DATA =>
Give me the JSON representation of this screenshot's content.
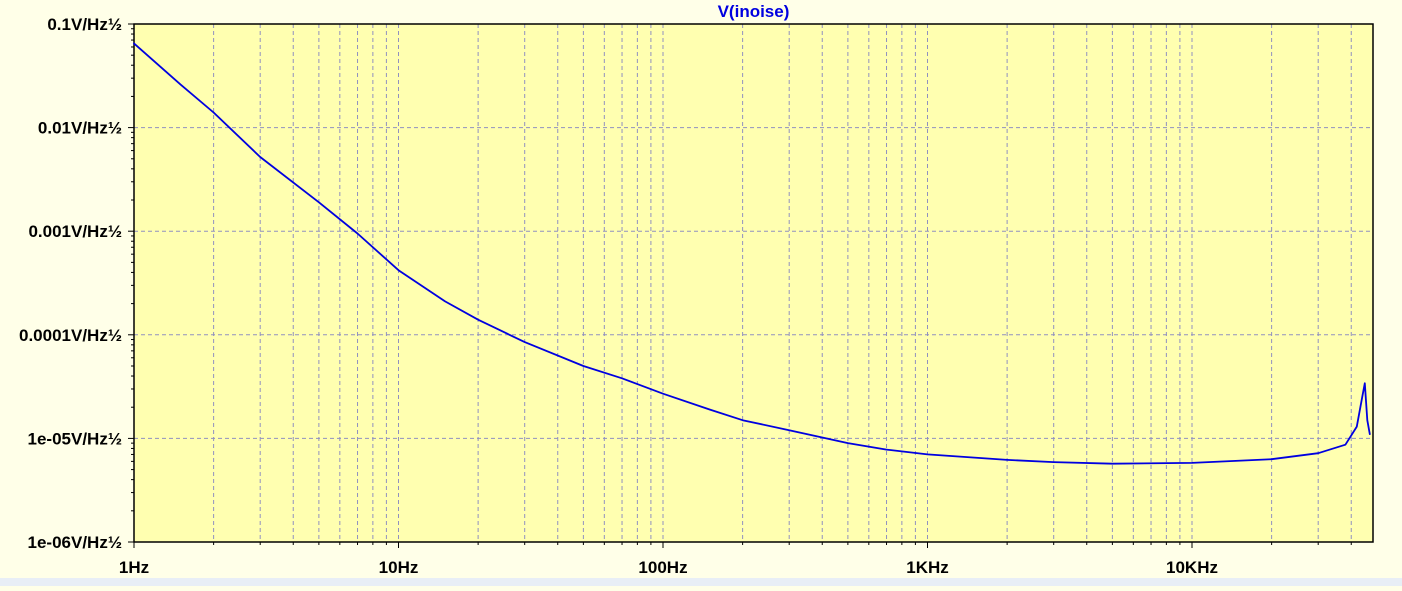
{
  "colors": {
    "background": "#ffffe8",
    "plot_area": "#ffffb0",
    "grid": "#9090c0",
    "trace": "#0000e0",
    "title": "#0000e0",
    "axis": "#000000"
  },
  "chart_data": {
    "type": "line",
    "title": "V(inoise)",
    "xlabel": "",
    "ylabel": "",
    "x_scale": "log",
    "y_scale": "log",
    "x_unit": "Hz",
    "y_unit": "V/Hz½",
    "xlim": [
      1,
      47000
    ],
    "ylim": [
      1e-06,
      0.1
    ],
    "grid": true,
    "x_ticks": [
      {
        "value": 1,
        "label": "1Hz"
      },
      {
        "value": 10,
        "label": "10Hz"
      },
      {
        "value": 100,
        "label": "100Hz"
      },
      {
        "value": 1000,
        "label": "1KHz"
      },
      {
        "value": 10000,
        "label": "10KHz"
      }
    ],
    "y_ticks": [
      {
        "value": 0.1,
        "label": "0.1V/Hz½"
      },
      {
        "value": 0.01,
        "label": "0.01V/Hz½"
      },
      {
        "value": 0.001,
        "label": "0.001V/Hz½"
      },
      {
        "value": 0.0001,
        "label": "0.0001V/Hz½"
      },
      {
        "value": 1e-05,
        "label": "1e-05V/Hz½"
      },
      {
        "value": 1e-06,
        "label": "1e-06V/Hz½"
      }
    ],
    "series": [
      {
        "name": "V(inoise)",
        "x": [
          1,
          1.5,
          2,
          3,
          5,
          7,
          10,
          15,
          20,
          30,
          50,
          70,
          100,
          150,
          200,
          300,
          500,
          700,
          1000,
          2000,
          3000,
          5000,
          10000,
          20000,
          30000,
          38000,
          42000,
          44000,
          45000,
          46000,
          47000
        ],
        "y": [
          0.065,
          0.026,
          0.014,
          0.0052,
          0.0019,
          0.00095,
          0.00042,
          0.00021,
          0.00014,
          8.5e-05,
          5e-05,
          3.8e-05,
          2.7e-05,
          1.9e-05,
          1.5e-05,
          1.2e-05,
          9e-06,
          7.8e-06,
          7e-06,
          6.2e-06,
          5.9e-06,
          5.7e-06,
          5.8e-06,
          6.3e-06,
          7.2e-06,
          8.7e-06,
          1.3e-05,
          2.5e-05,
          3.4e-05,
          1.5e-05,
          1.1e-05
        ]
      }
    ]
  }
}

GOAL => Take the records above and transcribe them exactly, dropping every picture.

WRITTEN SOLUTION =>
Give me the JSON representation of this screenshot's content.
{
  "colors": {
    "background": "#ffffe8",
    "plot_area": "#ffffb0",
    "grid": "#9090c0",
    "trace": "#0000e0",
    "title": "#0000e0",
    "axis": "#000000"
  },
  "chart_data": {
    "type": "line",
    "title": "V(inoise)",
    "xlabel": "",
    "ylabel": "",
    "x_scale": "log",
    "y_scale": "log",
    "x_unit": "Hz",
    "y_unit": "V/Hz½",
    "xlim": [
      1,
      47000
    ],
    "ylim": [
      1e-06,
      0.1
    ],
    "grid": true,
    "x_ticks": [
      {
        "value": 1,
        "label": "1Hz"
      },
      {
        "value": 10,
        "label": "10Hz"
      },
      {
        "value": 100,
        "label": "100Hz"
      },
      {
        "value": 1000,
        "label": "1KHz"
      },
      {
        "value": 10000,
        "label": "10KHz"
      }
    ],
    "y_ticks": [
      {
        "value": 0.1,
        "label": "0.1V/Hz½"
      },
      {
        "value": 0.01,
        "label": "0.01V/Hz½"
      },
      {
        "value": 0.001,
        "label": "0.001V/Hz½"
      },
      {
        "value": 0.0001,
        "label": "0.0001V/Hz½"
      },
      {
        "value": 1e-05,
        "label": "1e-05V/Hz½"
      },
      {
        "value": 1e-06,
        "label": "1e-06V/Hz½"
      }
    ],
    "series": [
      {
        "name": "V(inoise)",
        "x": [
          1,
          1.5,
          2,
          3,
          5,
          7,
          10,
          15,
          20,
          30,
          50,
          70,
          100,
          150,
          200,
          300,
          500,
          700,
          1000,
          2000,
          3000,
          5000,
          10000,
          20000,
          30000,
          38000,
          42000,
          44000,
          45000,
          46000,
          47000
        ],
        "y": [
          0.065,
          0.026,
          0.014,
          0.0052,
          0.0019,
          0.00095,
          0.00042,
          0.00021,
          0.00014,
          8.5e-05,
          5e-05,
          3.8e-05,
          2.7e-05,
          1.9e-05,
          1.5e-05,
          1.2e-05,
          9e-06,
          7.8e-06,
          7e-06,
          6.2e-06,
          5.9e-06,
          5.7e-06,
          5.8e-06,
          6.3e-06,
          7.2e-06,
          8.7e-06,
          1.3e-05,
          2.5e-05,
          3.4e-05,
          1.5e-05,
          1.1e-05
        ]
      }
    ]
  }
}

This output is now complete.